● **Problem to work on**
Write out the listing in full, matching it word for word.

● **Entries supplied**
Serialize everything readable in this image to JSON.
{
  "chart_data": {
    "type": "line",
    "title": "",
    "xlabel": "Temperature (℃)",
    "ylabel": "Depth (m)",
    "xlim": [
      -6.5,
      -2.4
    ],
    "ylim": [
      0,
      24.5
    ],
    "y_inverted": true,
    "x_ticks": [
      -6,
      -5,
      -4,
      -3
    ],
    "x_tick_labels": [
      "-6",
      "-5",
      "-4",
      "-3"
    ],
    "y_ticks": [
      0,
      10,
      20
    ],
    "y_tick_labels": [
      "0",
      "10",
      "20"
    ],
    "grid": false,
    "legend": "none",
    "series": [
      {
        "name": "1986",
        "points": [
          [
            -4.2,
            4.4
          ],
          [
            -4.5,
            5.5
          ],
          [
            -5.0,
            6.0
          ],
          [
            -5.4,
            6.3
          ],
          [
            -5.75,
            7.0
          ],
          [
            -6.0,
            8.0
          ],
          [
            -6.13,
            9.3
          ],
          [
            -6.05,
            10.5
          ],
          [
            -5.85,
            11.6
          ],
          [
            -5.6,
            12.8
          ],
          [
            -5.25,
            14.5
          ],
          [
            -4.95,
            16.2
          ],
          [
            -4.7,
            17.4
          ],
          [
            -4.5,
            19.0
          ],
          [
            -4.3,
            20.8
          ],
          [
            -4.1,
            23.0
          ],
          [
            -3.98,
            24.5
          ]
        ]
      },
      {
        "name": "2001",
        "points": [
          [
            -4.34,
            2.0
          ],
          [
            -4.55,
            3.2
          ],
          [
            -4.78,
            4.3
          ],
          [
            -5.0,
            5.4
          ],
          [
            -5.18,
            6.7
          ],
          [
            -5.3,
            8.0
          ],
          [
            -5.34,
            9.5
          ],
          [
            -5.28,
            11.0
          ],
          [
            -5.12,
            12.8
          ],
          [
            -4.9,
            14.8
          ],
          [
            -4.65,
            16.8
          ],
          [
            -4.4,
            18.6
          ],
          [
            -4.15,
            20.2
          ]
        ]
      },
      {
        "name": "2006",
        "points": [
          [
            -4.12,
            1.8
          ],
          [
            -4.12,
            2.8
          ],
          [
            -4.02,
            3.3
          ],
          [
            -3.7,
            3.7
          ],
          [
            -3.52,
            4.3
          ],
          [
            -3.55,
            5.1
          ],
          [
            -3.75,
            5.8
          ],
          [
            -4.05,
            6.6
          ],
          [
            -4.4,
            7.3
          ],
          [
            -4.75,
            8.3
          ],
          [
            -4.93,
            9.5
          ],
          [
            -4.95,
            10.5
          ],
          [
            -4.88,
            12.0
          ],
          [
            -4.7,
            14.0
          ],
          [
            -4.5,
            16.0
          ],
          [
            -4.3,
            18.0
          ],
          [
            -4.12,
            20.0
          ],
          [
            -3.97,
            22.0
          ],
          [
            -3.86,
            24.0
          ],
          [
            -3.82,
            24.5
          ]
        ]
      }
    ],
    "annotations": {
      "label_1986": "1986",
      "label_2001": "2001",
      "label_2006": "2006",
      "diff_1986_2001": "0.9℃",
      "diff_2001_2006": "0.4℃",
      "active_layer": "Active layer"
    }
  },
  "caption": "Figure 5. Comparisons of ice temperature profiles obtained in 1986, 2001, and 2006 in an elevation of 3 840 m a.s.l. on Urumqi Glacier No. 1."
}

● **Correct output**
Serialize everything readable in this image to JSON.
{
  "chart_data": {
    "type": "line",
    "title": "",
    "xlabel": "Temperature (℃)",
    "ylabel": "Depth (m)",
    "xlim": [
      -6.5,
      -2.4
    ],
    "ylim": [
      0,
      24.5
    ],
    "y_inverted": true,
    "x_ticks": [
      -6,
      -5,
      -4,
      -3
    ],
    "x_tick_labels": [
      "-6",
      "-5",
      "-4",
      "-3"
    ],
    "y_ticks": [
      0,
      10,
      20
    ],
    "y_tick_labels": [
      "0",
      "10",
      "20"
    ],
    "grid": false,
    "legend": "none",
    "series": [
      {
        "name": "1986",
        "points": [
          [
            -4.2,
            4.4
          ],
          [
            -4.5,
            5.5
          ],
          [
            -5.0,
            6.0
          ],
          [
            -5.4,
            6.3
          ],
          [
            -5.75,
            7.0
          ],
          [
            -6.0,
            8.0
          ],
          [
            -6.13,
            9.3
          ],
          [
            -6.05,
            10.5
          ],
          [
            -5.85,
            11.6
          ],
          [
            -5.6,
            12.8
          ],
          [
            -5.25,
            14.5
          ],
          [
            -4.95,
            16.2
          ],
          [
            -4.7,
            17.4
          ],
          [
            -4.5,
            19.0
          ],
          [
            -4.3,
            20.8
          ],
          [
            -4.1,
            23.0
          ],
          [
            -3.98,
            24.5
          ]
        ]
      },
      {
        "name": "2001",
        "points": [
          [
            -4.34,
            2.0
          ],
          [
            -4.55,
            3.2
          ],
          [
            -4.78,
            4.3
          ],
          [
            -5.0,
            5.4
          ],
          [
            -5.18,
            6.7
          ],
          [
            -5.3,
            8.0
          ],
          [
            -5.34,
            9.5
          ],
          [
            -5.28,
            11.0
          ],
          [
            -5.12,
            12.8
          ],
          [
            -4.9,
            14.8
          ],
          [
            -4.65,
            16.8
          ],
          [
            -4.4,
            18.6
          ],
          [
            -4.15,
            20.2
          ]
        ]
      },
      {
        "name": "2006",
        "points": [
          [
            -4.12,
            1.8
          ],
          [
            -4.12,
            2.8
          ],
          [
            -4.02,
            3.3
          ],
          [
            -3.7,
            3.7
          ],
          [
            -3.52,
            4.3
          ],
          [
            -3.55,
            5.1
          ],
          [
            -3.75,
            5.8
          ],
          [
            -4.05,
            6.6
          ],
          [
            -4.4,
            7.3
          ],
          [
            -4.75,
            8.3
          ],
          [
            -4.93,
            9.5
          ],
          [
            -4.95,
            10.5
          ],
          [
            -4.88,
            12.0
          ],
          [
            -4.7,
            14.0
          ],
          [
            -4.5,
            16.0
          ],
          [
            -4.3,
            18.0
          ],
          [
            -4.12,
            20.0
          ],
          [
            -3.97,
            22.0
          ],
          [
            -3.86,
            24.0
          ],
          [
            -3.82,
            24.5
          ]
        ]
      }
    ],
    "annotations": {
      "label_1986": "1986",
      "label_2001": "2001",
      "label_2006": "2006",
      "diff_1986_2001": "0.9℃",
      "diff_2001_2006": "0.4℃",
      "active_layer": "Active layer"
    }
  },
  "caption": "Figure 5. Comparisons of ice temperature profiles obtained in 1986, 2001, and 2006 in an elevation of 3 840 m a.s.l. on Urumqi Glacier No. 1."
}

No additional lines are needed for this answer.